### Available data
_ _ _ _ _ _ _

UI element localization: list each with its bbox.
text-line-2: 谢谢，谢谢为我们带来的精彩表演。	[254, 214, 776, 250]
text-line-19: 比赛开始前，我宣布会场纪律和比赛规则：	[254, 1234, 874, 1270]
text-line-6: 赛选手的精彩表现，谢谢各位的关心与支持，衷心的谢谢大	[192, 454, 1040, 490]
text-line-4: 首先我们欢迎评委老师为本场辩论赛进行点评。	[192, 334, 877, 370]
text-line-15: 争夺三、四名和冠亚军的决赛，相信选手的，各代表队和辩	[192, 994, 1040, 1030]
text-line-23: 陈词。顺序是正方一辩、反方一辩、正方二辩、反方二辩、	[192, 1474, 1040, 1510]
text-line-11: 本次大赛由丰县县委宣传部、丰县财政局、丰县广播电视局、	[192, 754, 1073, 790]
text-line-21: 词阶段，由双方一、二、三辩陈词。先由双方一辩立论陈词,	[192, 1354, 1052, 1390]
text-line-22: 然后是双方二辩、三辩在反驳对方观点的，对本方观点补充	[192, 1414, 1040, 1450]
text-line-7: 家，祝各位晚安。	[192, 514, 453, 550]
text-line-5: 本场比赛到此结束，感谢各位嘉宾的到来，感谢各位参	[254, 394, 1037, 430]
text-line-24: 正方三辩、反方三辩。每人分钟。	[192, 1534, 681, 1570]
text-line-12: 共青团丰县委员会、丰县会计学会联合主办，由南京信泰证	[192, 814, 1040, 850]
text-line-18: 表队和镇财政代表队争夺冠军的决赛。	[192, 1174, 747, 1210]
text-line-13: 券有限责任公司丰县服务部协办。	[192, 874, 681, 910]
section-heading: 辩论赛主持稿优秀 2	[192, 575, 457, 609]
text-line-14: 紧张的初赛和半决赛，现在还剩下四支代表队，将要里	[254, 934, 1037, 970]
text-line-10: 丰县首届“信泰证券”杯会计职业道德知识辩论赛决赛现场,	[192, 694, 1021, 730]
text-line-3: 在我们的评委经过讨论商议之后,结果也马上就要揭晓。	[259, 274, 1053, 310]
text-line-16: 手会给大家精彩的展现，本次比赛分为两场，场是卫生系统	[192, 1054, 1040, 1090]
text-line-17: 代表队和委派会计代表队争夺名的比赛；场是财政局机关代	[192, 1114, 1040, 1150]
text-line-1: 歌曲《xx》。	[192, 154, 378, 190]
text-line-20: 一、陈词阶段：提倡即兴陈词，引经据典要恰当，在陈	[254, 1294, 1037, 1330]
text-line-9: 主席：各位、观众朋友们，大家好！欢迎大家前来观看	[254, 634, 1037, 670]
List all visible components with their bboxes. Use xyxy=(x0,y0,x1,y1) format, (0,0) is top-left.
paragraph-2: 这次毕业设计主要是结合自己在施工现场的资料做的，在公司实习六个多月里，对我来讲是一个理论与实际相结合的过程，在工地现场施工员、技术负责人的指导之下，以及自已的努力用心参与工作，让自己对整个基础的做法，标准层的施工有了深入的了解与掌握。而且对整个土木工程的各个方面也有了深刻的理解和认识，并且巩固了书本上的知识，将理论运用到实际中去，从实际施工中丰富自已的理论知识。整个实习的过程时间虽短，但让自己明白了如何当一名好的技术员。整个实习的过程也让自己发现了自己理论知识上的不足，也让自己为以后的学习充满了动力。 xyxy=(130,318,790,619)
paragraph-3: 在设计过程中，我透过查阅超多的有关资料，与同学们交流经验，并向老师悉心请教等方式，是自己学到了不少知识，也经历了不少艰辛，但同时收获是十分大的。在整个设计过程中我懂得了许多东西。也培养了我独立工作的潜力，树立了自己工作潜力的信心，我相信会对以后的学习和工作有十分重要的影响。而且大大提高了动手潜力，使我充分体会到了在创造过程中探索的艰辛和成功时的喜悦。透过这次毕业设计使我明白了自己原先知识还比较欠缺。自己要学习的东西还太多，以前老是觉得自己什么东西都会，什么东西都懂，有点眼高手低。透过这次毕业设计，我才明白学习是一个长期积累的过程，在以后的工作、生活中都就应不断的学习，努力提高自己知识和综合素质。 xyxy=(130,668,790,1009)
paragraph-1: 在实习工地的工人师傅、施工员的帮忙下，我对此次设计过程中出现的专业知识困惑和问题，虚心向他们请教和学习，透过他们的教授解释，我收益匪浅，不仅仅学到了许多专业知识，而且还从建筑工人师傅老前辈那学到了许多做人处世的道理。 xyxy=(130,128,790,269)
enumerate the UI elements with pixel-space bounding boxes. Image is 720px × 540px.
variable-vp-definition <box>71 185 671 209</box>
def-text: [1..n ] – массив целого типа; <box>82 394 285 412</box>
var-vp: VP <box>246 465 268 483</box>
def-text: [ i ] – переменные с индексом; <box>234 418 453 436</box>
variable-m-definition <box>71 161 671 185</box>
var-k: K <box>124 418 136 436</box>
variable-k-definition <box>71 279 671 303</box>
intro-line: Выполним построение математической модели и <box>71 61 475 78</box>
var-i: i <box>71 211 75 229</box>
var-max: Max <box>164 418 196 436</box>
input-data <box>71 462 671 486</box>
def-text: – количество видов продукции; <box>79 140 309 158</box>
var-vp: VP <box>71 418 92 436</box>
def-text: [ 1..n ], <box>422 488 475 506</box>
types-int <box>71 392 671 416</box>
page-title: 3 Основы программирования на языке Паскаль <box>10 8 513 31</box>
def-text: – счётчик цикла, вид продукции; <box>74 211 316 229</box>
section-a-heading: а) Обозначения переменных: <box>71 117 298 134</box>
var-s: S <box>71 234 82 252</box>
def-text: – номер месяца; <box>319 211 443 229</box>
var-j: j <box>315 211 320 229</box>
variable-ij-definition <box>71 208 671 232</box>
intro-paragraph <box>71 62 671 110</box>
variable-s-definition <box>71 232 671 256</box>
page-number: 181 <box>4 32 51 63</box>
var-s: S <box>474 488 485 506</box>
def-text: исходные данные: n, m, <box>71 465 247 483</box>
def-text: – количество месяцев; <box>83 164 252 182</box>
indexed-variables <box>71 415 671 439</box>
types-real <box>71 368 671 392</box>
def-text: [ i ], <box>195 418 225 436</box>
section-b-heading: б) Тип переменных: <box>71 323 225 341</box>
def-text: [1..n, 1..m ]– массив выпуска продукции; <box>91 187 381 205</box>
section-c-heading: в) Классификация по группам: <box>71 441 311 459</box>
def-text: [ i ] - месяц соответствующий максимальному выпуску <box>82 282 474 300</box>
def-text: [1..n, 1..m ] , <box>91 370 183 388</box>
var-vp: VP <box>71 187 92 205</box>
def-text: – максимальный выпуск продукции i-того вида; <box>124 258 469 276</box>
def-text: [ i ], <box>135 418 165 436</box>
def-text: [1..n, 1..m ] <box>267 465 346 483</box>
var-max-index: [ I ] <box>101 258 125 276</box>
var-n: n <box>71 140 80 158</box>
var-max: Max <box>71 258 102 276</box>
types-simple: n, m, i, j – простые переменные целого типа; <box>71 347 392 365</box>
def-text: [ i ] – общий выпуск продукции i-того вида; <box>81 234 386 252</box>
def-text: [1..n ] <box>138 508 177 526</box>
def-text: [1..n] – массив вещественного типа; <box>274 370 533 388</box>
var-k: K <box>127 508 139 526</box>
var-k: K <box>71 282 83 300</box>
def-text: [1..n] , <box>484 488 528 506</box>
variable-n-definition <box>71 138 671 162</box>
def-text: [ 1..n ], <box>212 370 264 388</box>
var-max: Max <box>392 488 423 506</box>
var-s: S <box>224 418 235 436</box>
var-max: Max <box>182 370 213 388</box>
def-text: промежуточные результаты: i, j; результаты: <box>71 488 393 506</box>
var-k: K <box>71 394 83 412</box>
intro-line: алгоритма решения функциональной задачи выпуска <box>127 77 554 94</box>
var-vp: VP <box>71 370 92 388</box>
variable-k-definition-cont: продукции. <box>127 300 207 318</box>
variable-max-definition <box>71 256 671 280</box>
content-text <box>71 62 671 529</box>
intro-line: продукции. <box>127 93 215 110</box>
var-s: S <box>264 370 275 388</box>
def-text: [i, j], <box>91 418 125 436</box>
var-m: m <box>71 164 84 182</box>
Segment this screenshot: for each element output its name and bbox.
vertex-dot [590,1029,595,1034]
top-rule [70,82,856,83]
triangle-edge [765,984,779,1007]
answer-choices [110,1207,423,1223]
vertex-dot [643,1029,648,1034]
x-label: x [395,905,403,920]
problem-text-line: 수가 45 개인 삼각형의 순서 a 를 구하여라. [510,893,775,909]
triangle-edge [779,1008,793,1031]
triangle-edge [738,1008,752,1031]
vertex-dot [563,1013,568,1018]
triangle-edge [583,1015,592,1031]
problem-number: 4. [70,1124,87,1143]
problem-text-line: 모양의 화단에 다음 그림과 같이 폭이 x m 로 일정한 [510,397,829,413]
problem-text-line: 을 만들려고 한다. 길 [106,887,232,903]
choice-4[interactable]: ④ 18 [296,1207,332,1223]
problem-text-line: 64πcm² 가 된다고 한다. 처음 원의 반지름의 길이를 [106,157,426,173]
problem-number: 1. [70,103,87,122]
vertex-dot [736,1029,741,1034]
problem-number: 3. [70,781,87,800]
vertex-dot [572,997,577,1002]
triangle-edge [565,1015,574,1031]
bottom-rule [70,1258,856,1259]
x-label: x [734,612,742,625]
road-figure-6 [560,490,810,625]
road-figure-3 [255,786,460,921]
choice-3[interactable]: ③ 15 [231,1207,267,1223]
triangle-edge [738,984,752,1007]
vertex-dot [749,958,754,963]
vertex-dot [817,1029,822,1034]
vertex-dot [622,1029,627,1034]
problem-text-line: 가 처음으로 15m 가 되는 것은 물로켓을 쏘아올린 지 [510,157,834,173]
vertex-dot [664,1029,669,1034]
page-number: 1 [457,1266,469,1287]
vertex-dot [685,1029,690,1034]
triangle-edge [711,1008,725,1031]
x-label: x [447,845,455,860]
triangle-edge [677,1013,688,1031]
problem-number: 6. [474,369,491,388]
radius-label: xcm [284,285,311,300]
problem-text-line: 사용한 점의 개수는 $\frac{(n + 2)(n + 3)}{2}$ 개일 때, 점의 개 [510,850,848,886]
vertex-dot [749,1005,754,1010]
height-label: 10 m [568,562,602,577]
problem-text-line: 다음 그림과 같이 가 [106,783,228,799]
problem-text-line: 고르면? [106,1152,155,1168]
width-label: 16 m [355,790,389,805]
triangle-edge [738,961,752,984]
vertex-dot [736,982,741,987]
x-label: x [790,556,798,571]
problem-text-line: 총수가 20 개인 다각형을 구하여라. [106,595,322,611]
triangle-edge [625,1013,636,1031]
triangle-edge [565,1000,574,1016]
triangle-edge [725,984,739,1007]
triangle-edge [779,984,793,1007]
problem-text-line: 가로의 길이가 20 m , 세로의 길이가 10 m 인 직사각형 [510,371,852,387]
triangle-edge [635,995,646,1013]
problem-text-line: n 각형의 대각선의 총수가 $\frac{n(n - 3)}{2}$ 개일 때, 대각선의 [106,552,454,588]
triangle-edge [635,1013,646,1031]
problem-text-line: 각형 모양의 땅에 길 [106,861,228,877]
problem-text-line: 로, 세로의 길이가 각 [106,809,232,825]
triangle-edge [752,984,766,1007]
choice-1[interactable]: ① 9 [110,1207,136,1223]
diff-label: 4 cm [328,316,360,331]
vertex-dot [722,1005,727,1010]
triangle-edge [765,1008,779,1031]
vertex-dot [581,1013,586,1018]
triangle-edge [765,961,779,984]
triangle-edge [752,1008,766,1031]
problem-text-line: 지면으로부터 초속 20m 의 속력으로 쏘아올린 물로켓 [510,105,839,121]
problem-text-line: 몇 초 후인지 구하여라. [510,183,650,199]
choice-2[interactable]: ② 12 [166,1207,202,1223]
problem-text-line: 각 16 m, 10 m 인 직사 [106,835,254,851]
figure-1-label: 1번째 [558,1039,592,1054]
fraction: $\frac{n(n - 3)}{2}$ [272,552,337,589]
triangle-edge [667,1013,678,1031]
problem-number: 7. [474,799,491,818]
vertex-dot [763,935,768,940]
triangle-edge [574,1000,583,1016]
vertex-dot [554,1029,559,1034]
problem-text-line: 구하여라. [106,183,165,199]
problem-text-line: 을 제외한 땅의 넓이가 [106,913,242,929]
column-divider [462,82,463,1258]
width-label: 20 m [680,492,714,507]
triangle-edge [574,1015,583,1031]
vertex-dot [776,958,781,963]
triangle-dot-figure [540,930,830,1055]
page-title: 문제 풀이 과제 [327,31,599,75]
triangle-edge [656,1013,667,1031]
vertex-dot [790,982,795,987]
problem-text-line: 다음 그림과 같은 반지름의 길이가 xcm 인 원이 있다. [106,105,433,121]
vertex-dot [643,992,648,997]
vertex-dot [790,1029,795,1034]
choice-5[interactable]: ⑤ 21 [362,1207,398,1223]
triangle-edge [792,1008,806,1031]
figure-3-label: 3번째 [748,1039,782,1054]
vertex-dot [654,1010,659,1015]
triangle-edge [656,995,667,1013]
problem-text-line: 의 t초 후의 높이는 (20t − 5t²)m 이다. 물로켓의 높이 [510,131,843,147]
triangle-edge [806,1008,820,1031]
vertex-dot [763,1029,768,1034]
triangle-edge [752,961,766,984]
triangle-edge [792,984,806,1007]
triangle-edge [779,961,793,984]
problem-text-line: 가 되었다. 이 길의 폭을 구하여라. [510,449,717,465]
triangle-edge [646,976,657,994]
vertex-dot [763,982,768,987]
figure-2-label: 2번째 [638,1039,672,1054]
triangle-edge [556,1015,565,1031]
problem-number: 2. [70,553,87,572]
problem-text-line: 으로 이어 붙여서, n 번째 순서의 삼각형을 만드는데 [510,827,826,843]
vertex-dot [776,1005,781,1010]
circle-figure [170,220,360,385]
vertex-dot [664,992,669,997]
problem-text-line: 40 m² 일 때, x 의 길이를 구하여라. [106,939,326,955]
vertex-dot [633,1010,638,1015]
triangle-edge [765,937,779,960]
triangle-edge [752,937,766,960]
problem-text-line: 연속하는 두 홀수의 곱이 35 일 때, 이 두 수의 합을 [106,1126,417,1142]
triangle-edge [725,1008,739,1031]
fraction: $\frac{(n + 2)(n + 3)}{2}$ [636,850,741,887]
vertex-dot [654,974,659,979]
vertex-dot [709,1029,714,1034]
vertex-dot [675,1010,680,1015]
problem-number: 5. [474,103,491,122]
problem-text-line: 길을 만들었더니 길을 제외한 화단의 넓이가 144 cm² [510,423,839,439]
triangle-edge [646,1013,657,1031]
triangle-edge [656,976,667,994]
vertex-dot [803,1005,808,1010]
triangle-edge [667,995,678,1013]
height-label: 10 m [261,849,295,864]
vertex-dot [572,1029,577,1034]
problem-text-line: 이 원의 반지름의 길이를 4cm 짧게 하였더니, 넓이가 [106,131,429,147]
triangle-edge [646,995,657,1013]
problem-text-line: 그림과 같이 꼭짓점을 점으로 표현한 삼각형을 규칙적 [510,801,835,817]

_ _ _ _ _ _ _

### What the task asks
Rewrite the data as a numbered list, leaving out any blank lines. Start at the beginning of the data and stop after the line that contains "1054, 1040, 1090]", including that line.

### Task answer
1. UI element localization: list each with its bbox.
2. text-line-2: 谢谢，谢谢为我们带来的精彩表演。	[254, 214, 776, 250]
3. text-line-19: 比赛开始前，我宣布会场纪律和比赛规则：	[254, 1234, 874, 1270]
4. text-line-6: 赛选手的精彩表现，谢谢各位的关心与支持，衷心的谢谢大	[192, 454, 1040, 490]
5. text-line-4: 首先我们欢迎评委老师为本场辩论赛进行点评。	[192, 334, 877, 370]
6. text-line-15: 争夺三、四名和冠亚军的决赛，相信选手的，各代表队和辩	[192, 994, 1040, 1030]
7. text-line-23: 陈词。顺序是正方一辩、反方一辩、正方二辩、反方二辩、	[192, 1474, 1040, 1510]
8. text-line-11: 本次大赛由丰县县委宣传部、丰县财政局、丰县广播电视局、	[192, 754, 1073, 790]
9. text-line-21: 词阶段，由双方一、二、三辩陈词。先由双方一辩立论陈词,	[192, 1354, 1052, 1390]
10. text-line-22: 然后是双方二辩、三辩在反驳对方观点的，对本方观点补充	[192, 1414, 1040, 1450]
11. text-line-7: 家，祝各位晚安。	[192, 514, 453, 550]
12. text-line-5: 本场比赛到此结束，感谢各位嘉宾的到来，感谢各位参	[254, 394, 1037, 430]
13. text-line-24: 正方三辩、反方三辩。每人分钟。	[192, 1534, 681, 1570]
14. text-line-12: 共青团丰县委员会、丰县会计学会联合主办，由南京信泰证	[192, 814, 1040, 850]
15. text-line-18: 表队和镇财政代表队争夺冠军的决赛。	[192, 1174, 747, 1210]
16. text-line-13: 券有限责任公司丰县服务部协办。	[192, 874, 681, 910]
17. section-heading: 辩论赛主持稿优秀 2	[192, 575, 457, 609]
18. text-line-14: 紧张的初赛和半决赛，现在还剩下四支代表队，将要里	[254, 934, 1037, 970]
19. text-line-10: 丰县首届“信泰证券”杯会计职业道德知识辩论赛决赛现场,	[192, 694, 1021, 730]
20. text-line-3: 在我们的评委经过讨论商议之后,结果也马上就要揭晓。	[259, 274, 1053, 310]
21. text-line-16: 手会给大家精彩的展现，本次比赛分为两场，场是卫生系统	[192, 1054, 1040, 1090]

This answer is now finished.